YOUR TASK: Using the listing below, copy every line that mentions "regarding".
━━━ RECORDS FOR THIS EXERCISE ━━━
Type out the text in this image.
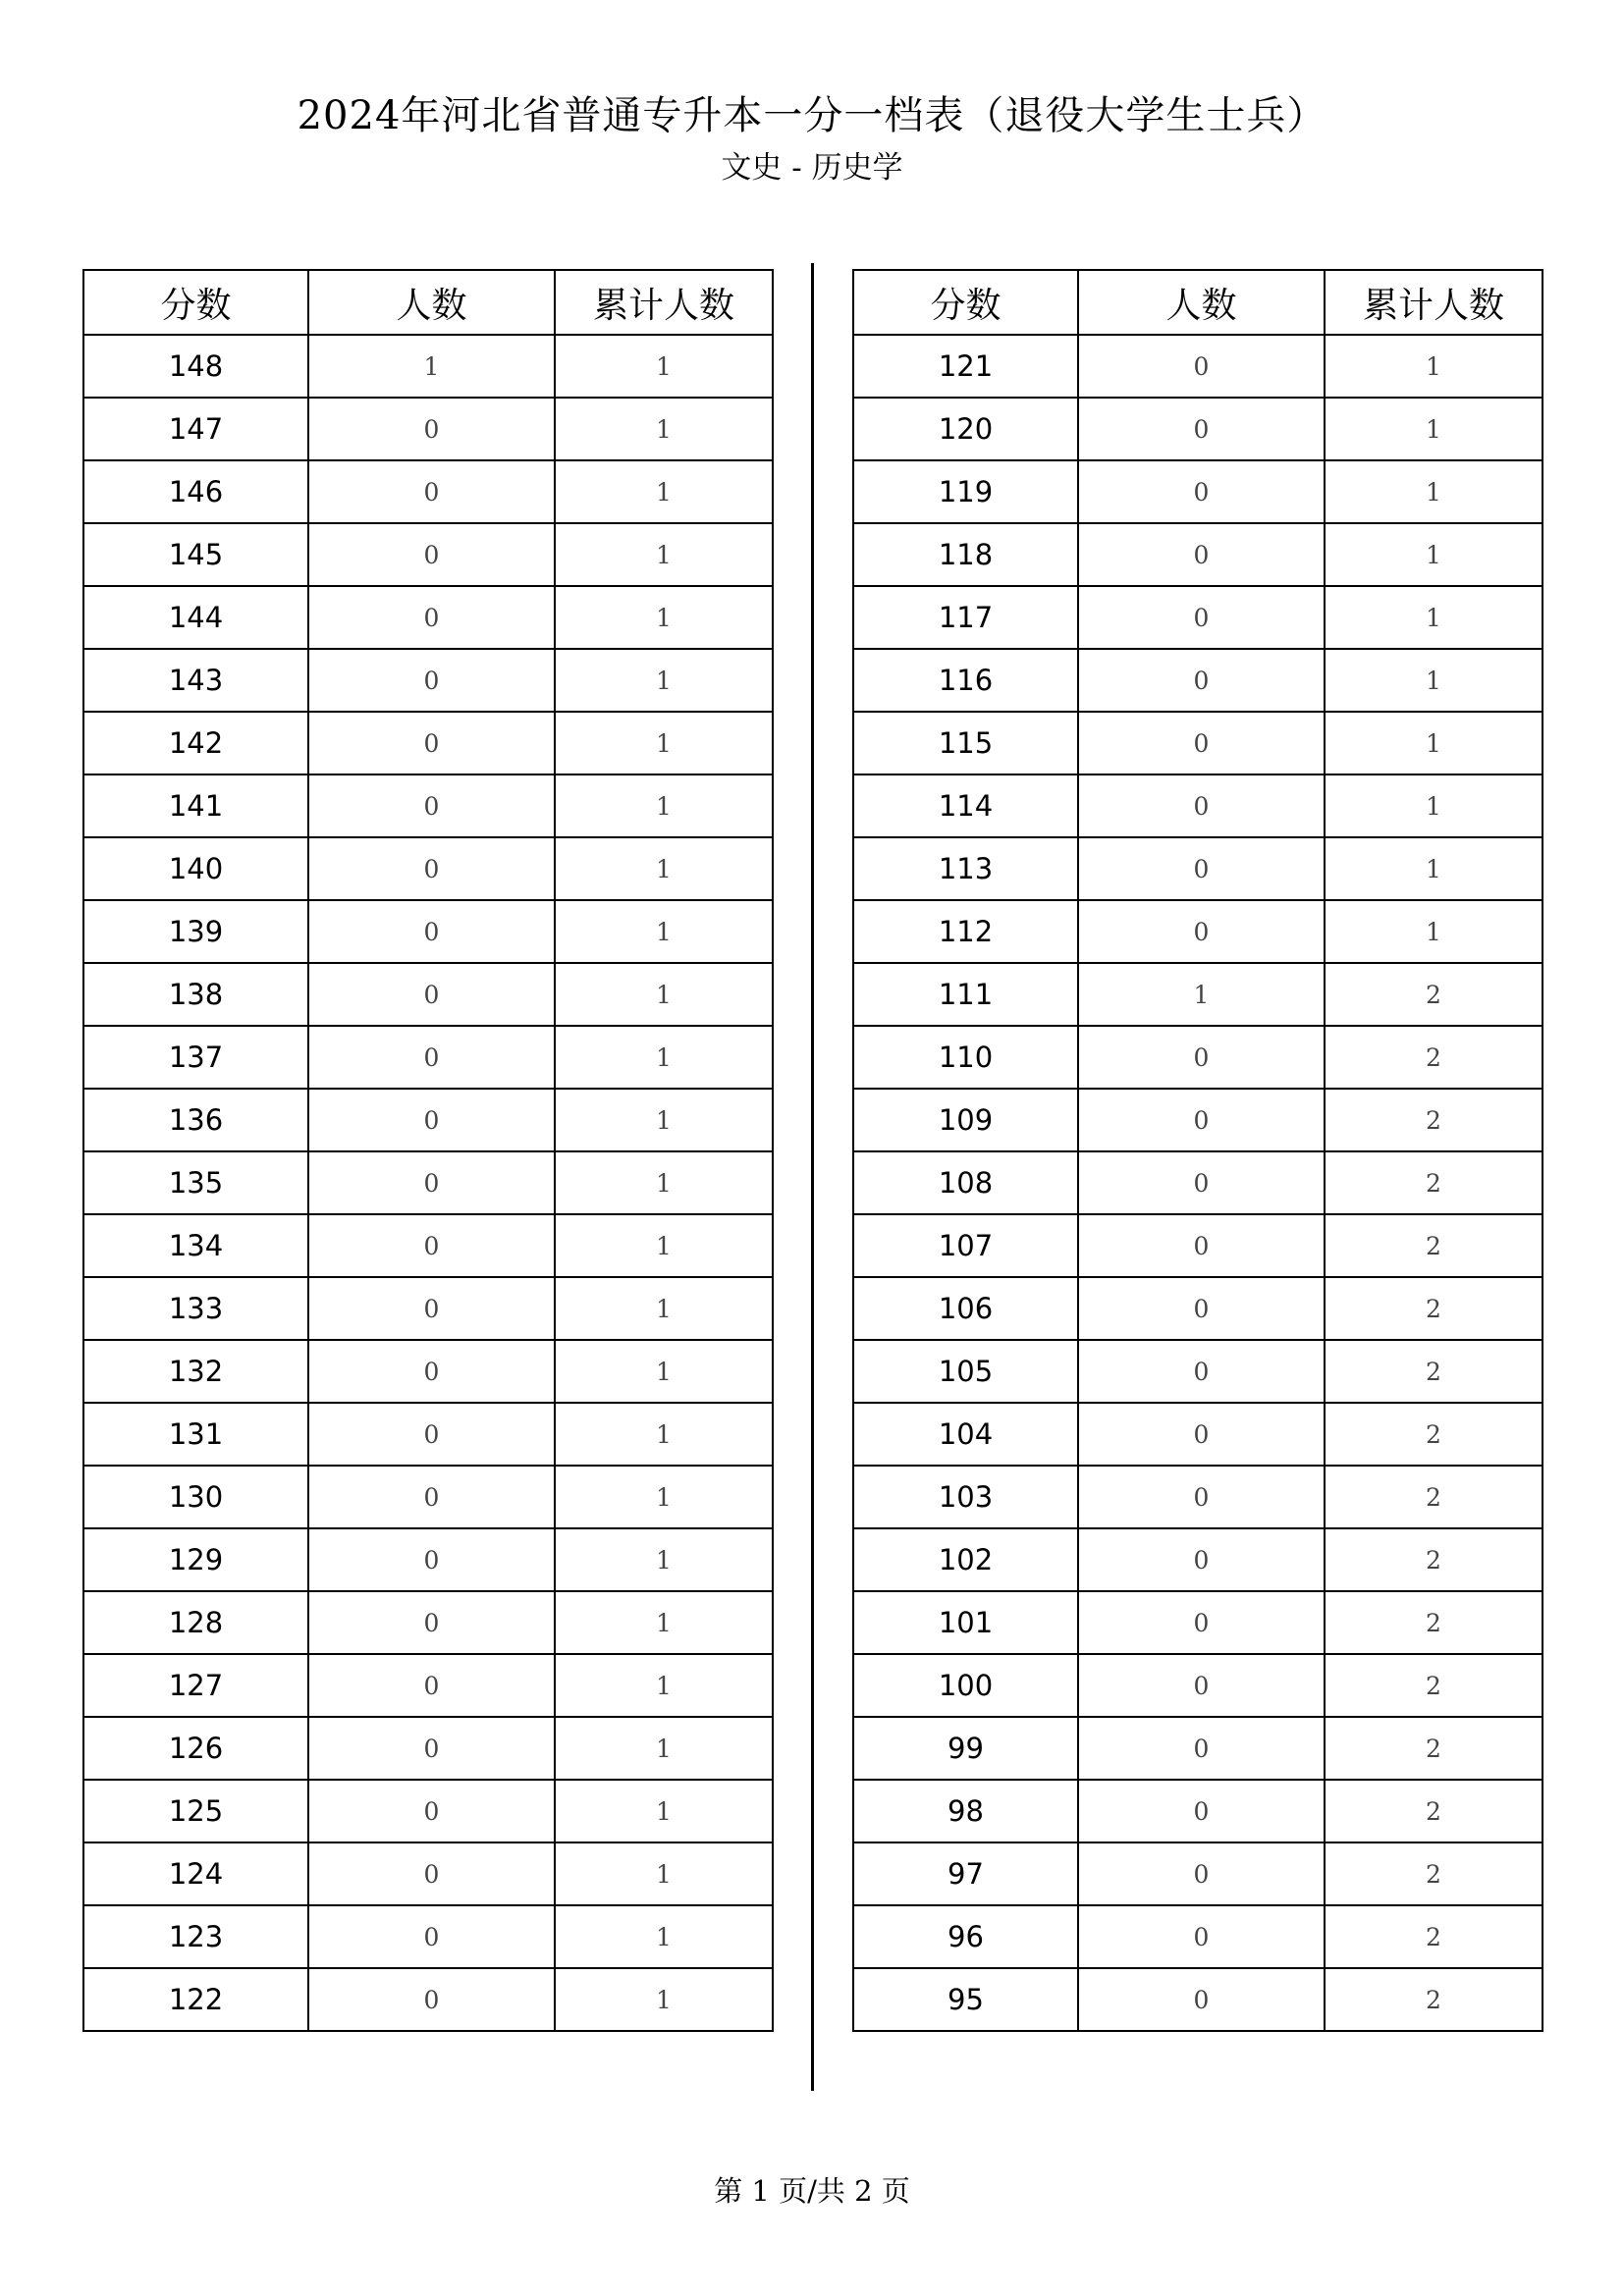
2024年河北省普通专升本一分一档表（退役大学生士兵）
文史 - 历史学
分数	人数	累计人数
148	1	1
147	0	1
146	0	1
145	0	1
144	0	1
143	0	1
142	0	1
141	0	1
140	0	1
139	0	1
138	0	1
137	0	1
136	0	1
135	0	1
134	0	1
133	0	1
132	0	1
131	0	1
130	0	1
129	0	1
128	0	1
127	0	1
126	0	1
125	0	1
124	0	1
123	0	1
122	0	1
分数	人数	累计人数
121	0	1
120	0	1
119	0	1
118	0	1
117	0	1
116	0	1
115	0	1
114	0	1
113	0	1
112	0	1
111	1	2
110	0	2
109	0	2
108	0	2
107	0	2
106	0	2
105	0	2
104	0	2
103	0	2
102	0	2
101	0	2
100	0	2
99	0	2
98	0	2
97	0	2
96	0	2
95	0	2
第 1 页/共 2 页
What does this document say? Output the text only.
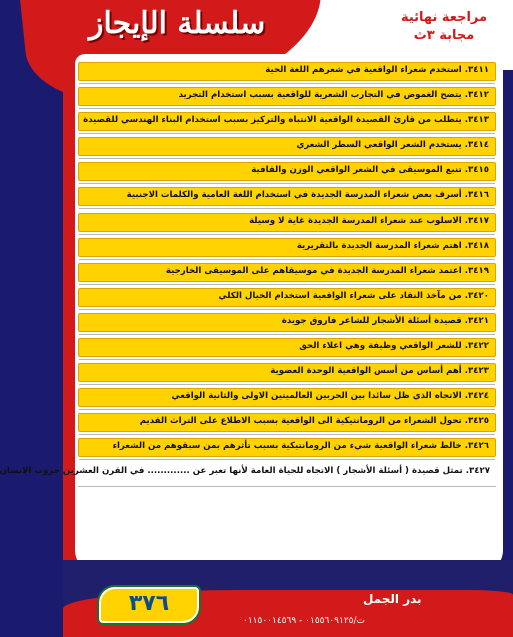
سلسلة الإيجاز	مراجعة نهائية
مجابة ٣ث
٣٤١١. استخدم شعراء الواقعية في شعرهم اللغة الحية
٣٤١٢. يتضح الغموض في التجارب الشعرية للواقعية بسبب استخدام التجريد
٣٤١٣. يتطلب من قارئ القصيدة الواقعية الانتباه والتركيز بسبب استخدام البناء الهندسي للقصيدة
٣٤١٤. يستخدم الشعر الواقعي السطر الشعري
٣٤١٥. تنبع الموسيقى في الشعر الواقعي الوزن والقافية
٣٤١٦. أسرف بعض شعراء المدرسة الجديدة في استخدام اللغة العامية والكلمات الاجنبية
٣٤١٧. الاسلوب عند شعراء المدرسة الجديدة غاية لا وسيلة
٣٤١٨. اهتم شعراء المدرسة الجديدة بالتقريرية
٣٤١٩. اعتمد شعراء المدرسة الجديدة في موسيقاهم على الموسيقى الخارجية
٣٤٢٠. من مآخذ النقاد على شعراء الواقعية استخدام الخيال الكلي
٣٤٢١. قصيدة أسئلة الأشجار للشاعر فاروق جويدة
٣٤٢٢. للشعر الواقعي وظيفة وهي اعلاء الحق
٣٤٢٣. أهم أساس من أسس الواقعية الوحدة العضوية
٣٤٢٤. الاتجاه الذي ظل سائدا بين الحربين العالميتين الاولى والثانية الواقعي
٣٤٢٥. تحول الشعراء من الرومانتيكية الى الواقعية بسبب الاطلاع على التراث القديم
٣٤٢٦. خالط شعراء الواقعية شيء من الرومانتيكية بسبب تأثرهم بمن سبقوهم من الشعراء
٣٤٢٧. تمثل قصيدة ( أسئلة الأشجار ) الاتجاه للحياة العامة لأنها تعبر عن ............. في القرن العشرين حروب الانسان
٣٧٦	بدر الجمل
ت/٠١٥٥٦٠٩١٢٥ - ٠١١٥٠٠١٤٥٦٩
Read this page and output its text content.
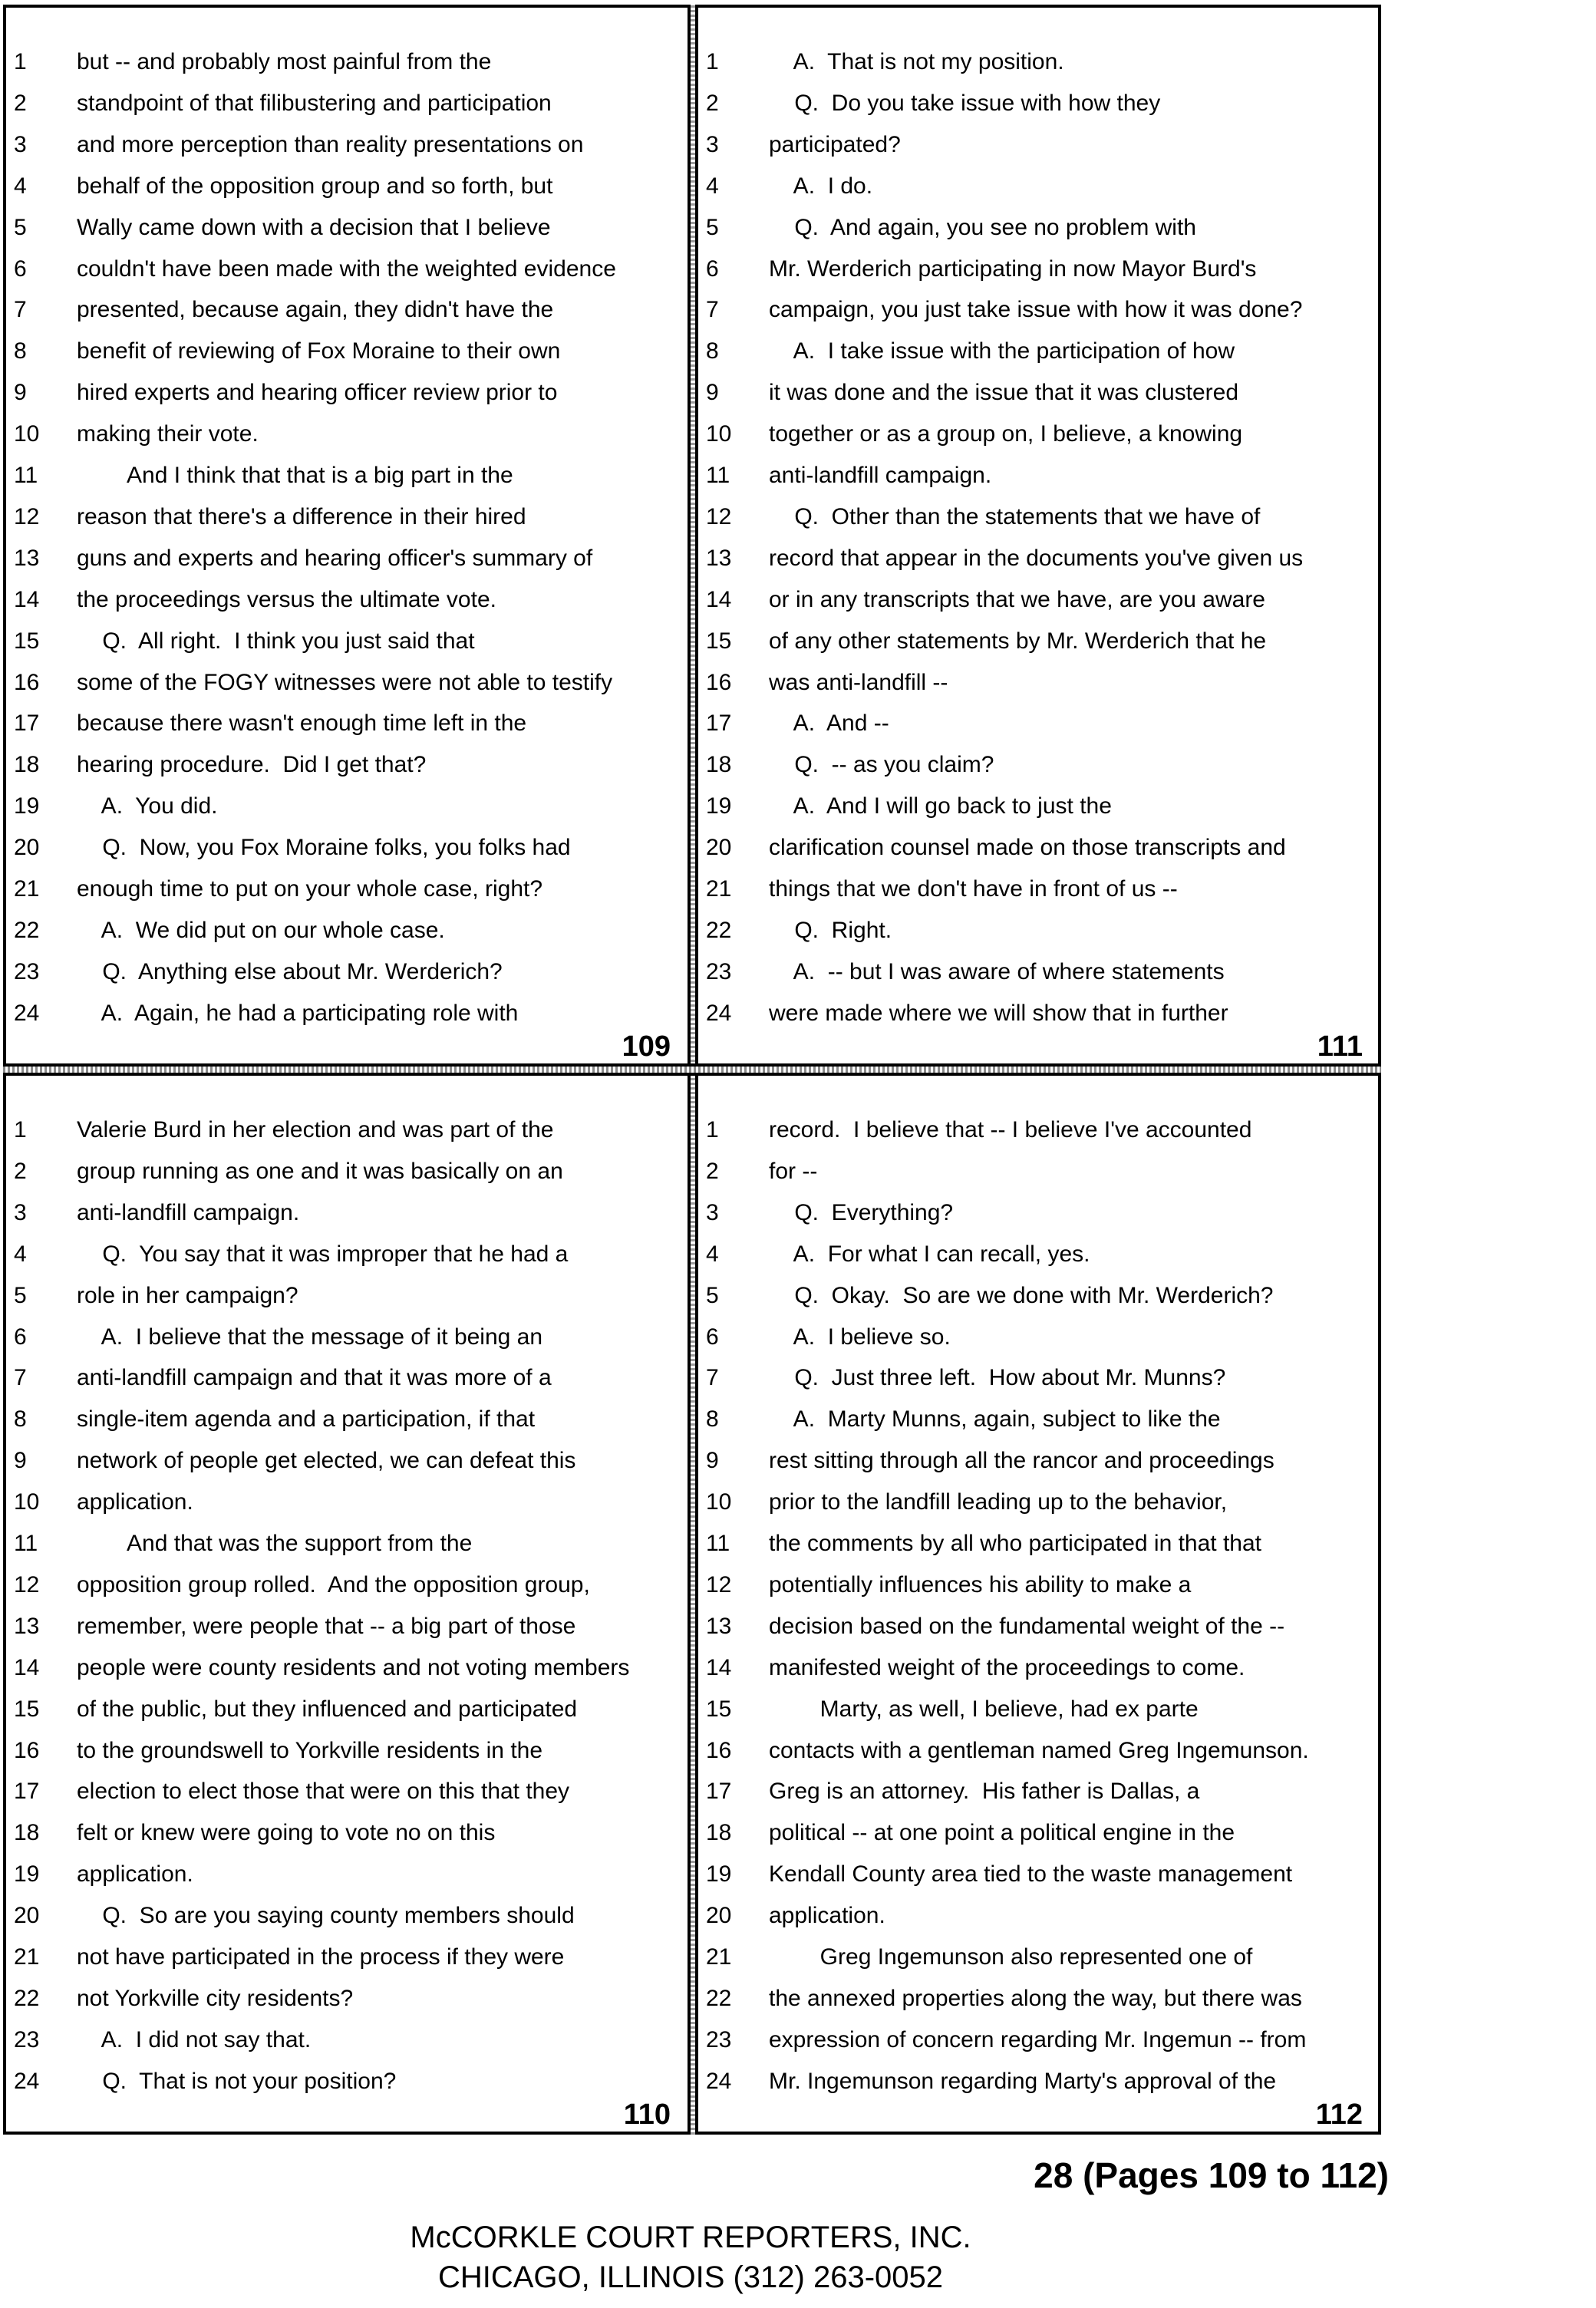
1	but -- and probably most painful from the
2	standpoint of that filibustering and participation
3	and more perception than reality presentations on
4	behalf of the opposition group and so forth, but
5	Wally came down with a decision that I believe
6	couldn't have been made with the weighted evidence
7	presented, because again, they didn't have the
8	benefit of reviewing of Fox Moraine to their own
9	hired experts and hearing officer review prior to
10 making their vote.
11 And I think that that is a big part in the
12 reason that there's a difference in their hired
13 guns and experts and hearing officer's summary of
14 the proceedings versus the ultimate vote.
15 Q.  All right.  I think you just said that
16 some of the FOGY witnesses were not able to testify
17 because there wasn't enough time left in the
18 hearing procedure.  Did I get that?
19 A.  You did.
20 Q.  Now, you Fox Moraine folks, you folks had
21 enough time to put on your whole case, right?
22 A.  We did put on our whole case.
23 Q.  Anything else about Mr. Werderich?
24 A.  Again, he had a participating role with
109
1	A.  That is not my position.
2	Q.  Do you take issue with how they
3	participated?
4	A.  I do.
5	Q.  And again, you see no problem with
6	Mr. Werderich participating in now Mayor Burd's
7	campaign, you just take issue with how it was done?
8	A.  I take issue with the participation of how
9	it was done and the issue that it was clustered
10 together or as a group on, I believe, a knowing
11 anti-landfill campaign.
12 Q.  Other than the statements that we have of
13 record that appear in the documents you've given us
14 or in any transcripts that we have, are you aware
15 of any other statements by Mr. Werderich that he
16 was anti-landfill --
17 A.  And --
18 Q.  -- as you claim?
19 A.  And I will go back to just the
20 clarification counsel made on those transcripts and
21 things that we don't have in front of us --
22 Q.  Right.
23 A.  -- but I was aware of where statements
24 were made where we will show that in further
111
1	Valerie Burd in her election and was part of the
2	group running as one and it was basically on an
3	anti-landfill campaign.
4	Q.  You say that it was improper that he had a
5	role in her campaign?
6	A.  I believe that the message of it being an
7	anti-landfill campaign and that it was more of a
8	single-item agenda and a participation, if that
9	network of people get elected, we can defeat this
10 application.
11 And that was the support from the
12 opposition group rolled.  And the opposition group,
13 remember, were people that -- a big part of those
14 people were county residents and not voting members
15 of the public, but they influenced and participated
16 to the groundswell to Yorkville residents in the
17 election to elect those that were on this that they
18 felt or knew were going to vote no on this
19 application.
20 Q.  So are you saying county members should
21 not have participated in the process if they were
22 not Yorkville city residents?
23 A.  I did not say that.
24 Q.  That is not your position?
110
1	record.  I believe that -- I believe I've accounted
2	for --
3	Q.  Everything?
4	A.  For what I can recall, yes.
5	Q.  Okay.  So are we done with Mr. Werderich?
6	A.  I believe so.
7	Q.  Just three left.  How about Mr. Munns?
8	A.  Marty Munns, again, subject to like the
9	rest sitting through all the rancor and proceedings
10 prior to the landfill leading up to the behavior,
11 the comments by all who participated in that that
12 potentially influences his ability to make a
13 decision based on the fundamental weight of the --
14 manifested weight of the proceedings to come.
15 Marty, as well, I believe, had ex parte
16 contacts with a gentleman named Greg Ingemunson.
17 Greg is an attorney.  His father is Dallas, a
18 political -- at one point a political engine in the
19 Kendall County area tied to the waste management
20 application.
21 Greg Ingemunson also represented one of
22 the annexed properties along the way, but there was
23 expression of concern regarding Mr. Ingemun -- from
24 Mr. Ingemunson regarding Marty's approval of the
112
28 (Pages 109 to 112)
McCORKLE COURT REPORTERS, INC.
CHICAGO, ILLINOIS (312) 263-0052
━━━
RIGHT ANSWER:
23 expression of concern regarding Mr. Ingemun -- from
24 Mr. Ingemunson regarding Marty's approval of the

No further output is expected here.